SET PROBLEM: Scan the records below for the word "yeux" and give only the number of lines that hold it.
--- BEGIN GIVEN RECORDS ---
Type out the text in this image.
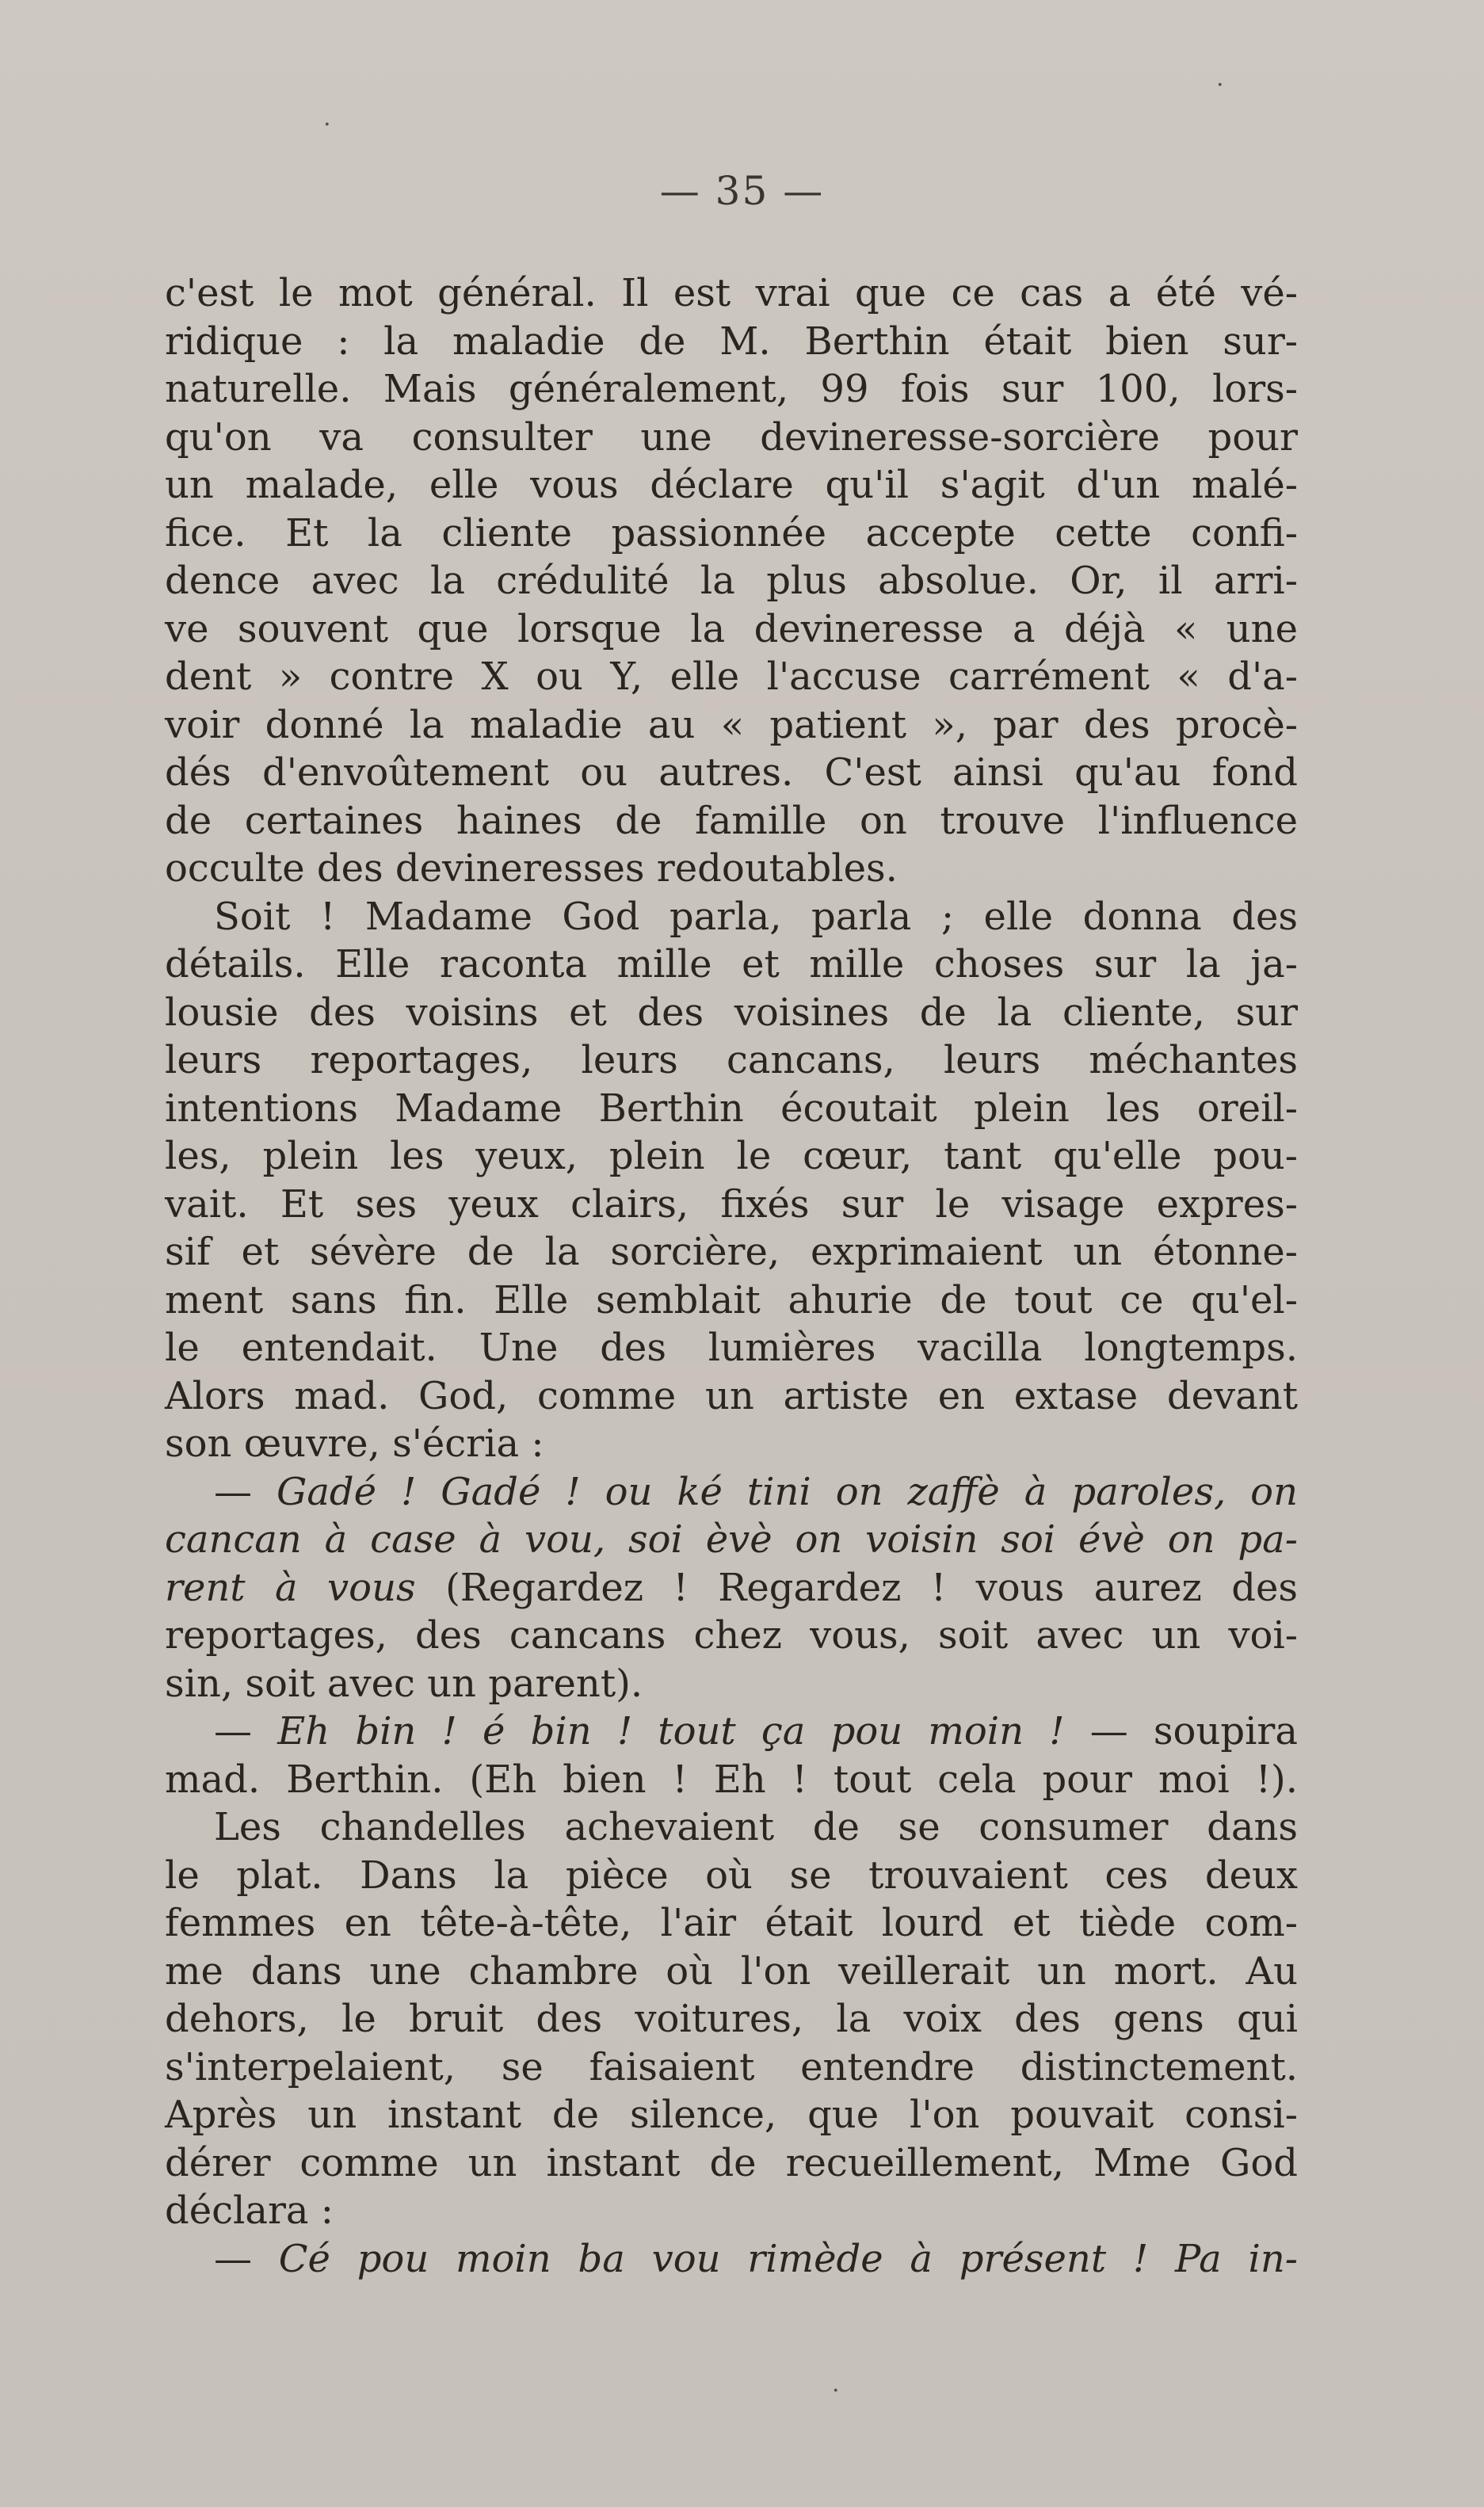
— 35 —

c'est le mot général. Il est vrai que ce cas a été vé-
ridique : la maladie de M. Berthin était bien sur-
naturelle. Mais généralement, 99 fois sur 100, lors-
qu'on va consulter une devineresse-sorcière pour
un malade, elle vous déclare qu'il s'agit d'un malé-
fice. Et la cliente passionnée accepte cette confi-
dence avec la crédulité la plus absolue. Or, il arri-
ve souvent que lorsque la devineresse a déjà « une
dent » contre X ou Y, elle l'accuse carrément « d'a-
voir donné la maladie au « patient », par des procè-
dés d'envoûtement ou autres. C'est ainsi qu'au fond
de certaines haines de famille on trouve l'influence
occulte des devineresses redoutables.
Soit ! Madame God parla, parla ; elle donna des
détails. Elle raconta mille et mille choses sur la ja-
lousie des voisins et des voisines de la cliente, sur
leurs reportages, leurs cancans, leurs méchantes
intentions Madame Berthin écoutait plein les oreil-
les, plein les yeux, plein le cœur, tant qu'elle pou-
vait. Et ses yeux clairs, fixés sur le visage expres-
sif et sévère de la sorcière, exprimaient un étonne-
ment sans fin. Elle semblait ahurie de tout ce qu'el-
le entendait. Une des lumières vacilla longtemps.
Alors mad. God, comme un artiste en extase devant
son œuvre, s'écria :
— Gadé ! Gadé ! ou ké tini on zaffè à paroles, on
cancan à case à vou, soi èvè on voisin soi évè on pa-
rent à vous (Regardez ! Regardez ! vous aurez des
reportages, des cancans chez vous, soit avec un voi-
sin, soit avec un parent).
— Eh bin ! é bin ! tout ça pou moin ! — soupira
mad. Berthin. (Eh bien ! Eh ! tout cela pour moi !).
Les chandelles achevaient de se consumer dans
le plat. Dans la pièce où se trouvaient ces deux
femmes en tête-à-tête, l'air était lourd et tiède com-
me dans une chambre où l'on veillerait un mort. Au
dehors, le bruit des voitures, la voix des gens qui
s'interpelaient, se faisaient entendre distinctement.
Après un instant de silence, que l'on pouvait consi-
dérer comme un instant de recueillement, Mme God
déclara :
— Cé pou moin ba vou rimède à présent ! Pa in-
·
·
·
--- END GIVEN RECORDS ---
CORRECT ANSWER: 2